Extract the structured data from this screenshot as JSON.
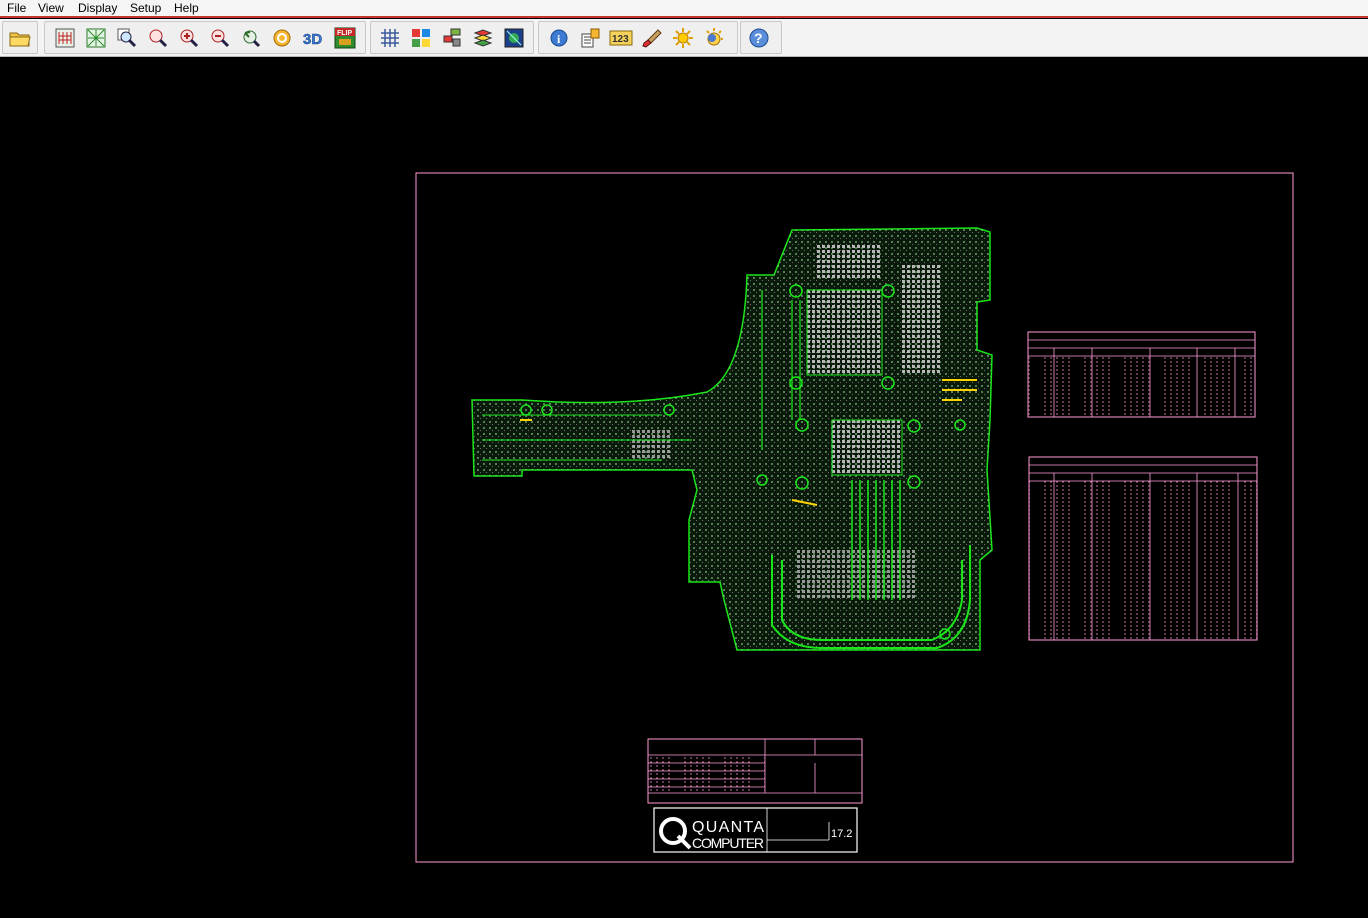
{
  "menu": {
    "items": [
      {
        "label": "File",
        "name": "menu-file"
      },
      {
        "label": "View",
        "name": "menu-view"
      },
      {
        "label": "Display",
        "name": "menu-display"
      },
      {
        "label": "Setup",
        "name": "menu-setup"
      },
      {
        "label": "Help",
        "name": "menu-help"
      }
    ]
  },
  "toolbar": {
    "flip_label": "FLIP",
    "three_d_label": "3D",
    "nums_label": "123",
    "help_label": "?",
    "info_label": "i"
  },
  "drawing": {
    "logo_line1": "QUANTA",
    "logo_line2": "COMPUTER",
    "revision": "17.2"
  },
  "colors": {
    "frame": "#ff9ad6",
    "trace": "#19e619",
    "component": "#b8b8b8",
    "accent": "#c0392b"
  }
}
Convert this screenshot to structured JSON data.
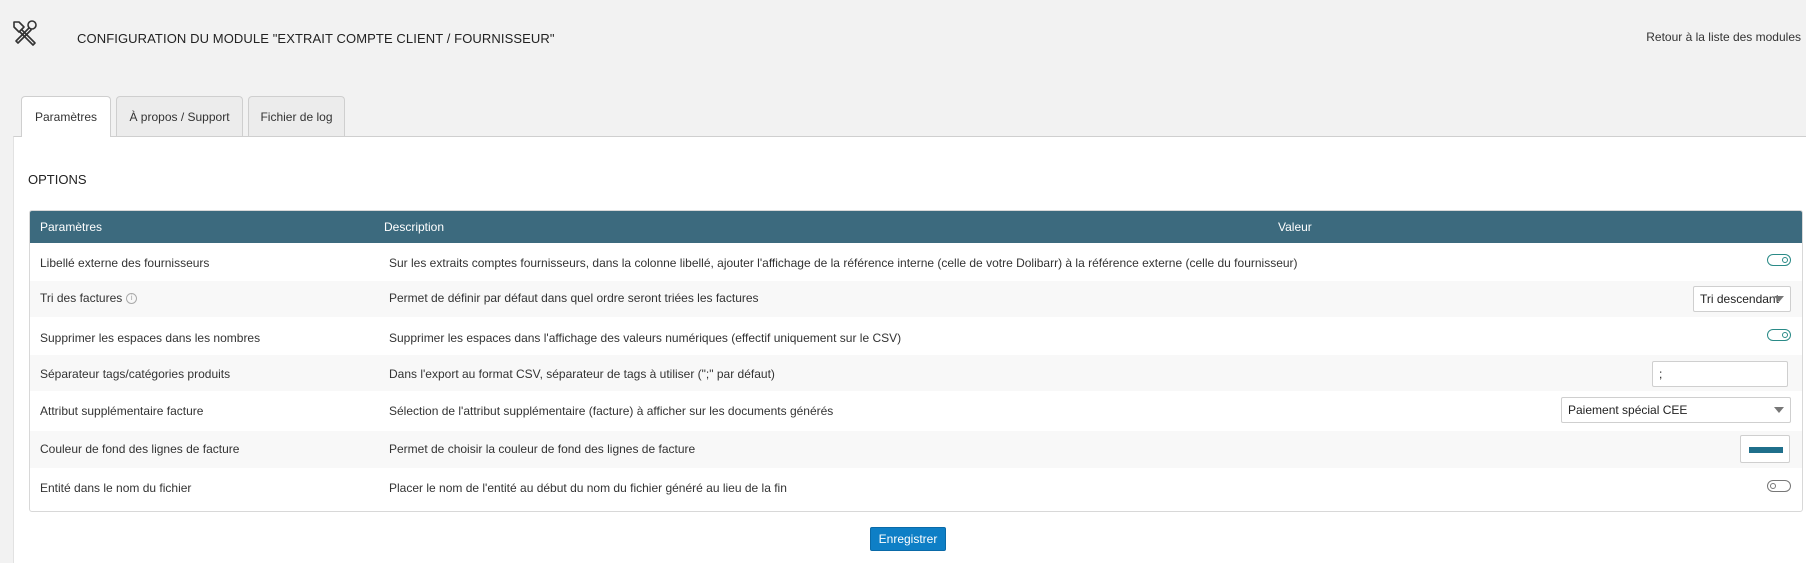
{
  "header": {
    "title": "CONFIGURATION DU MODULE \"EXTRAIT COMPTE CLIENT / FOURNISSEUR\"",
    "back_link": "Retour à la liste des modules",
    "icon": "tools-icon"
  },
  "tabs": [
    {
      "label": "Paramètres",
      "active": true
    },
    {
      "label": "À propos / Support",
      "active": false
    },
    {
      "label": "Fichier de log",
      "active": false
    }
  ],
  "section": {
    "title": "OPTIONS"
  },
  "table": {
    "headers": {
      "param": "Paramètres",
      "description": "Description",
      "value": "Valeur"
    },
    "header_color": "#3c6a7e",
    "rows": [
      {
        "param": "Libellé externe des fournisseurs",
        "description": "Sur les extraits comptes fournisseurs, dans la colonne libellé, ajouter l'affichage de la référence interne (celle de votre Dolibarr) à la référence externe (celle du fournisseur)",
        "value_type": "toggle",
        "toggle_on": true
      },
      {
        "param": "Tri des factures",
        "has_info_icon": true,
        "description": "Permet de définir par défaut dans quel ordre seront triées les factures",
        "value_type": "select",
        "value": "Tri descendant"
      },
      {
        "param": "Supprimer les espaces dans les nombres",
        "description": "Supprimer les espaces dans l'affichage des valeurs numériques (effectif uniquement sur le CSV)",
        "value_type": "toggle",
        "toggle_on": true
      },
      {
        "param": "Séparateur tags/catégories produits",
        "description": "Dans l'export au format CSV, séparateur de tags à utiliser (\";\" par défaut)",
        "value_type": "text",
        "value": ";"
      },
      {
        "param": "Attribut supplémentaire facture",
        "description": "Sélection de l'attribut supplémentaire (facture) à afficher sur les documents générés",
        "value_type": "select",
        "value": "Paiement spécial CEE"
      },
      {
        "param": "Couleur de fond des lignes de facture",
        "description": "Permet de choisir la couleur de fond des lignes de facture",
        "value_type": "color",
        "color": "#1f6f8b"
      },
      {
        "param": "Entité dans le nom du fichier",
        "description": "Placer le nom de l'entité au début du nom du fichier généré au lieu de la fin",
        "value_type": "toggle",
        "toggle_on": false
      }
    ]
  },
  "actions": {
    "save_label": "Enregistrer"
  },
  "colors": {
    "accent": "#0e7fc6",
    "toggle_on": "#2a8a87"
  }
}
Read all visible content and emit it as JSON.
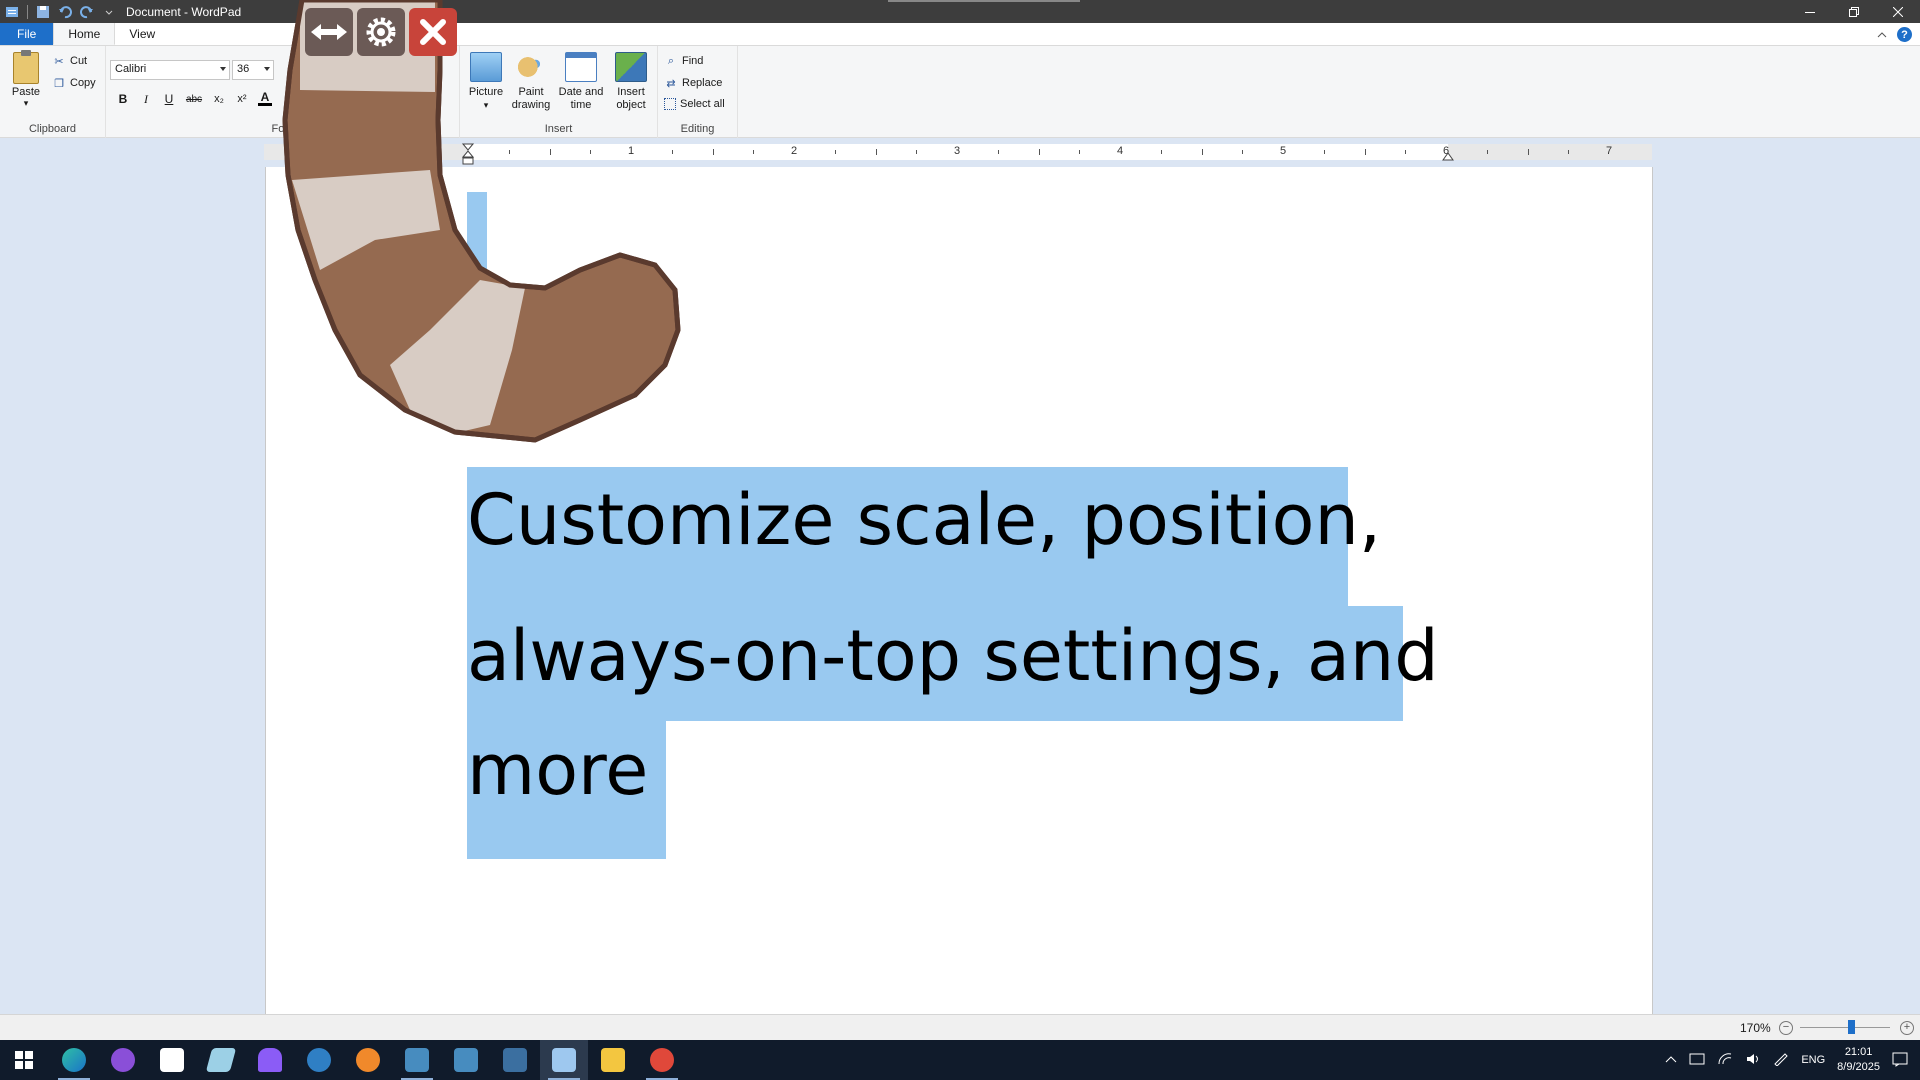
{
  "window": {
    "title": "Document - WordPad"
  },
  "tabs": [
    {
      "label": "File"
    },
    {
      "label": "Home"
    },
    {
      "label": "View"
    }
  ],
  "ribbon": {
    "clipboard": {
      "paste": "Paste",
      "cut": "Cut",
      "copy": "Copy",
      "group_label": "Clipboard"
    },
    "font": {
      "name": "Calibri",
      "size": "36",
      "group_label": "Font",
      "bold": "B",
      "italic": "I",
      "underline": "U",
      "strikethrough": "abc",
      "subscript": "x₂",
      "superscript": "x²",
      "color_letter": "A"
    },
    "insert": {
      "picture": "Picture",
      "paint_drawing": "Paint drawing",
      "date_time": "Date and time",
      "insert_object": "Insert object",
      "group_label": "Insert"
    },
    "editing": {
      "find": "Find",
      "replace": "Replace",
      "select_all": "Select all",
      "group_label": "Editing"
    }
  },
  "ruler": {
    "numbers": [
      "1",
      "2",
      "3",
      "4",
      "5",
      "6",
      "7"
    ]
  },
  "document": {
    "lines": [
      "Customize scale, position,",
      "always-on-top settings, and",
      "more"
    ],
    "selected": true
  },
  "statusbar": {
    "zoom": "170%"
  },
  "taskbar": {
    "language": "ENG",
    "time": "21:01",
    "date": "8/9/2025",
    "apps": [
      "edge-icon",
      "github-icon",
      "notes-icon",
      "pen-icon",
      "mage-icon",
      "steam-icon",
      "blender-icon",
      "godot-icon",
      "godot-icon-2",
      "godot-icon-3",
      "wordpad-icon",
      "file-explorer-icon",
      "app-icon"
    ]
  },
  "colors": {
    "accent": "#1e6fc9",
    "selection": "#99c9f0",
    "tail_dark": "#956a50",
    "tail_light": "#d8ccc4",
    "tail_outline": "#5a3a2e",
    "close_red": "#c8443a"
  }
}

What you need to do. Without including the pictures, reproduce all entries exactly.

Written reply.
Extract the structured data from this screenshot as JSON.
{
  "menu": {
    "items": [
      {
        "label": "File",
        "name": "menu-file"
      },
      {
        "label": "View",
        "name": "menu-view"
      },
      {
        "label": "Display",
        "name": "menu-display"
      },
      {
        "label": "Setup",
        "name": "menu-setup"
      },
      {
        "label": "Help",
        "name": "menu-help"
      }
    ]
  },
  "toolbar": {
    "flip_label": "FLIP",
    "three_d_label": "3D",
    "nums_label": "123",
    "help_label": "?",
    "info_label": "i"
  },
  "drawing": {
    "logo_line1": "QUANTA",
    "logo_line2": "COMPUTER",
    "revision": "17.2"
  },
  "colors": {
    "frame": "#ff9ad6",
    "trace": "#19e619",
    "component": "#b8b8b8",
    "accent": "#c0392b"
  }
}
Convert this screenshot to structured JSON data.
{
  "header": {
    "title": "CONFIGURATION DU MODULE \"EXTRAIT COMPTE CLIENT / FOURNISSEUR\"",
    "back_link": "Retour à la liste des modules",
    "icon": "tools-icon"
  },
  "tabs": [
    {
      "label": "Paramètres",
      "active": true
    },
    {
      "label": "À propos / Support",
      "active": false
    },
    {
      "label": "Fichier de log",
      "active": false
    }
  ],
  "section": {
    "title": "OPTIONS"
  },
  "table": {
    "headers": {
      "param": "Paramètres",
      "description": "Description",
      "value": "Valeur"
    },
    "header_color": "#3c6a7e",
    "rows": [
      {
        "param": "Libellé externe des fournisseurs",
        "description": "Sur les extraits comptes fournisseurs, dans la colonne libellé, ajouter l'affichage de la référence interne (celle de votre Dolibarr) à la référence externe (celle du fournisseur)",
        "value_type": "toggle",
        "toggle_on": true
      },
      {
        "param": "Tri des factures",
        "has_info_icon": true,
        "description": "Permet de définir par défaut dans quel ordre seront triées les factures",
        "value_type": "select",
        "value": "Tri descendant"
      },
      {
        "param": "Supprimer les espaces dans les nombres",
        "description": "Supprimer les espaces dans l'affichage des valeurs numériques (effectif uniquement sur le CSV)",
        "value_type": "toggle",
        "toggle_on": true
      },
      {
        "param": "Séparateur tags/catégories produits",
        "description": "Dans l'export au format CSV, séparateur de tags à utiliser (\";\" par défaut)",
        "value_type": "text",
        "value": ";"
      },
      {
        "param": "Attribut supplémentaire facture",
        "description": "Sélection de l'attribut supplémentaire (facture) à afficher sur les documents générés",
        "value_type": "select",
        "value": "Paiement spécial CEE"
      },
      {
        "param": "Couleur de fond des lignes de facture",
        "description": "Permet de choisir la couleur de fond des lignes de facture",
        "value_type": "color",
        "color": "#1f6f8b"
      },
      {
        "param": "Entité dans le nom du fichier",
        "description": "Placer le nom de l'entité au début du nom du fichier généré au lieu de la fin",
        "value_type": "toggle",
        "toggle_on": false
      }
    ]
  },
  "actions": {
    "save_label": "Enregistrer"
  },
  "colors": {
    "accent": "#0e7fc6",
    "toggle_on": "#2a8a87"
  }
}
Read all visible content and emit it as JSON.
{
  "window": {
    "title": "Document - WordPad"
  },
  "tabs": [
    {
      "label": "File"
    },
    {
      "label": "Home"
    },
    {
      "label": "View"
    }
  ],
  "ribbon": {
    "clipboard": {
      "paste": "Paste",
      "cut": "Cut",
      "copy": "Copy",
      "group_label": "Clipboard"
    },
    "font": {
      "name": "Calibri",
      "size": "36",
      "group_label": "Font",
      "bold": "B",
      "italic": "I",
      "underline": "U",
      "strikethrough": "abc",
      "subscript": "x₂",
      "superscript": "x²",
      "color_letter": "A"
    },
    "insert": {
      "picture": "Picture",
      "paint_drawing": "Paint drawing",
      "date_time": "Date and time",
      "insert_object": "Insert object",
      "group_label": "Insert"
    },
    "editing": {
      "find": "Find",
      "replace": "Replace",
      "select_all": "Select all",
      "group_label": "Editing"
    }
  },
  "ruler": {
    "numbers": [
      "1",
      "2",
      "3",
      "4",
      "5",
      "6",
      "7"
    ]
  },
  "document": {
    "lines": [
      "Customize scale, position,",
      "always-on-top settings, and",
      "more"
    ],
    "selected": true
  },
  "statusbar": {
    "zoom": "170%"
  },
  "taskbar": {
    "language": "ENG",
    "time": "21:01",
    "date": "8/9/2025",
    "apps": [
      "edge-icon",
      "github-icon",
      "notes-icon",
      "pen-icon",
      "mage-icon",
      "steam-icon",
      "blender-icon",
      "godot-icon",
      "godot-icon-2",
      "godot-icon-3",
      "wordpad-icon",
      "file-explorer-icon",
      "app-icon"
    ]
  },
  "colors": {
    "accent": "#1e6fc9",
    "selection": "#99c9f0",
    "tail_dark": "#956a50",
    "tail_light": "#d8ccc4",
    "tail_outline": "#5a3a2e",
    "close_red": "#c8443a"
  }
}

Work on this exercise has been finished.